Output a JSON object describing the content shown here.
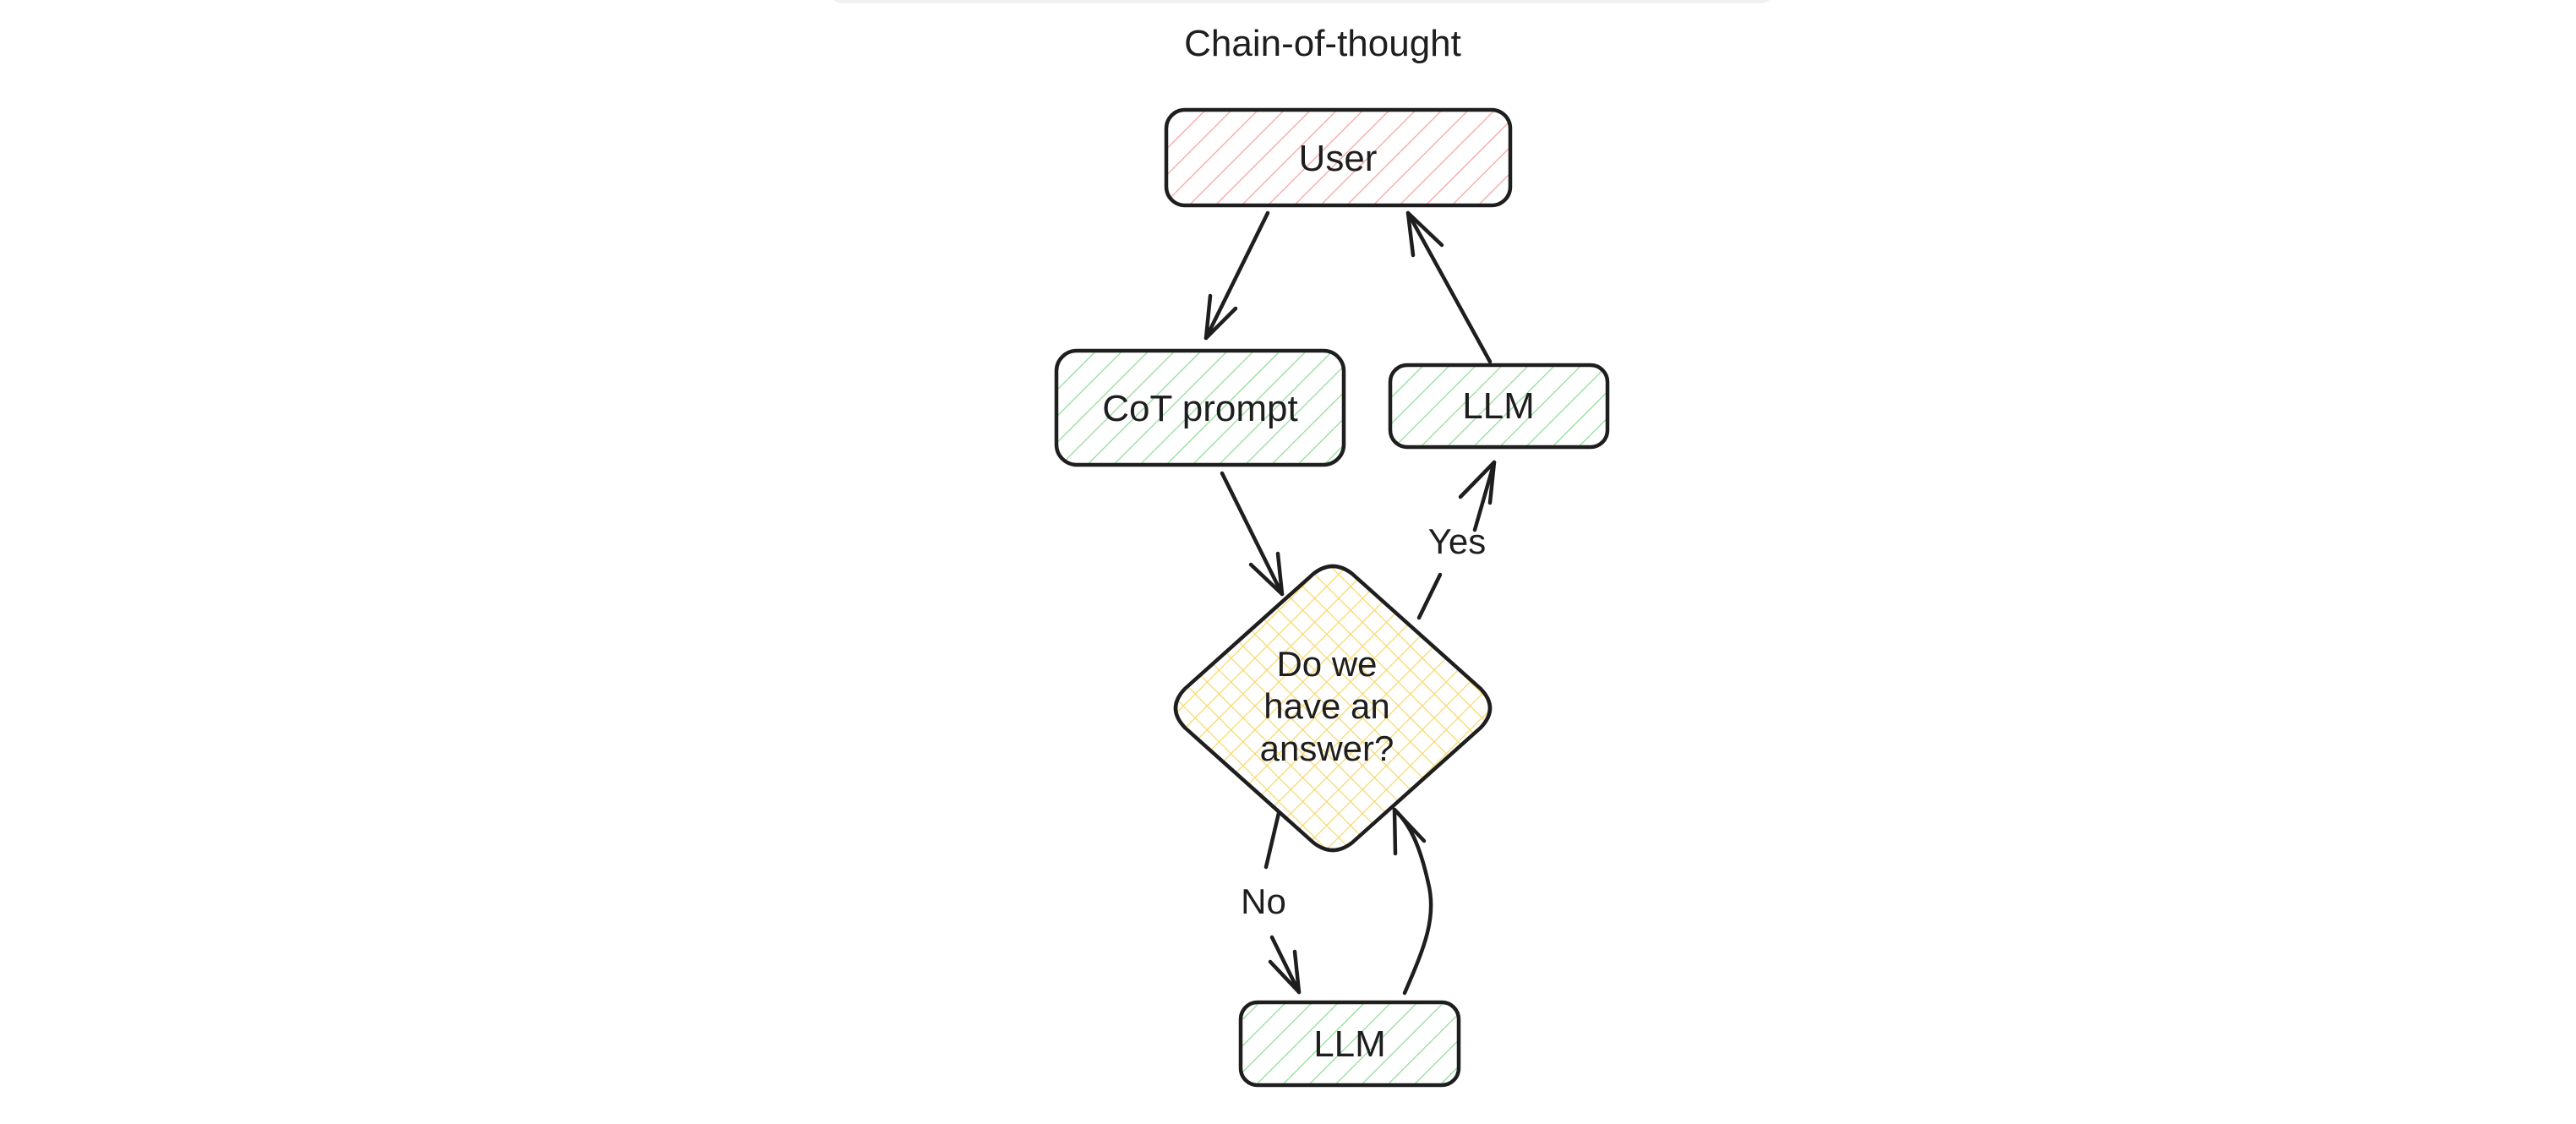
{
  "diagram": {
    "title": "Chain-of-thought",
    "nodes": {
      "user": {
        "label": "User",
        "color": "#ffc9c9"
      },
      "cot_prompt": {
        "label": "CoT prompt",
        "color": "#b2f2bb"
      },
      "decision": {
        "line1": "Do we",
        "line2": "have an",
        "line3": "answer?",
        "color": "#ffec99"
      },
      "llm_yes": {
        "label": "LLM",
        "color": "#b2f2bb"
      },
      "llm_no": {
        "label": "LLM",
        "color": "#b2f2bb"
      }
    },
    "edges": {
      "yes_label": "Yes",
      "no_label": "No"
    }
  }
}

******

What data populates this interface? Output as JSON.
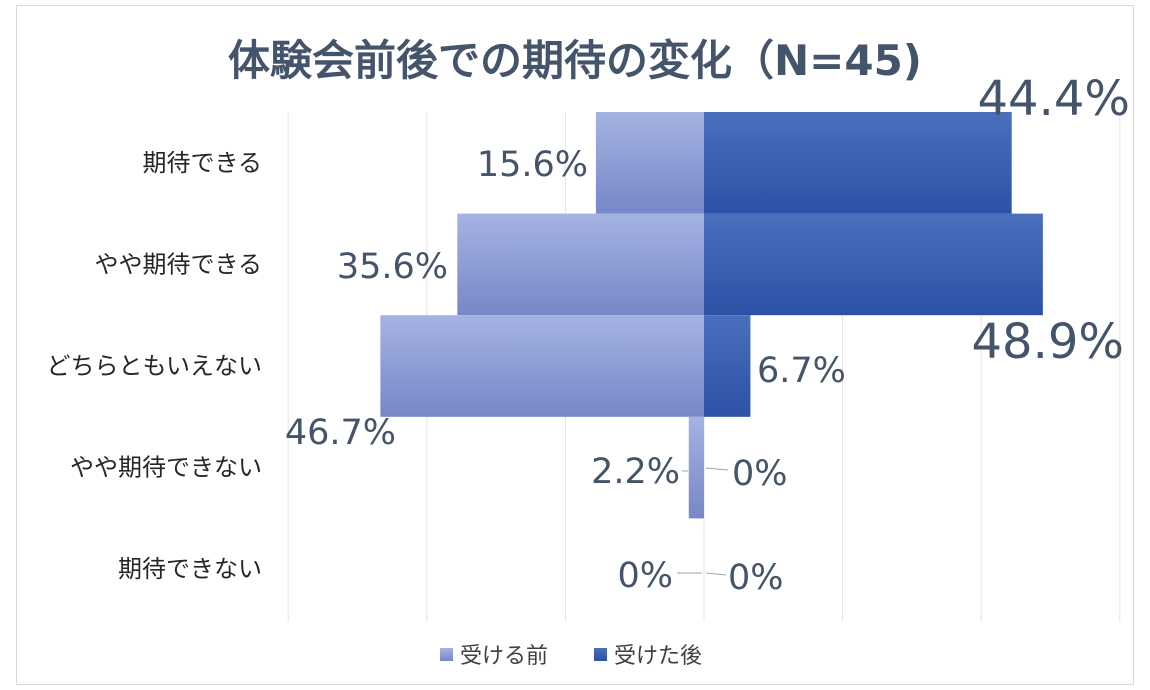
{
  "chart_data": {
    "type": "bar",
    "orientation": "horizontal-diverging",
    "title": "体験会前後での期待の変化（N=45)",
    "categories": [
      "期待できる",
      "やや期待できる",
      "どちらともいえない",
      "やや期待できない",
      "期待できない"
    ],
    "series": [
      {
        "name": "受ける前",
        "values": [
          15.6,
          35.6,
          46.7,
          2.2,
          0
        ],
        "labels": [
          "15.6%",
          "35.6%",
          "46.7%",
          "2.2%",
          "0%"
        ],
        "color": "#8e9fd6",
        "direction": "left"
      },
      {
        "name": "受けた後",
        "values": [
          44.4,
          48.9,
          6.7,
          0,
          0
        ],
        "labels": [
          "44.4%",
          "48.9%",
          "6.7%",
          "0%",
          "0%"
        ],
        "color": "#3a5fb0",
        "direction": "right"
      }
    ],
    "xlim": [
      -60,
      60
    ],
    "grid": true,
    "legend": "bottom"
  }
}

******

> **Given task**: Note each line of the entries that has "Output" in it, and copy those lines.

> **Task result**:
Output a JSON object describing the content shown here.
What data populates this interface? Output as JSON.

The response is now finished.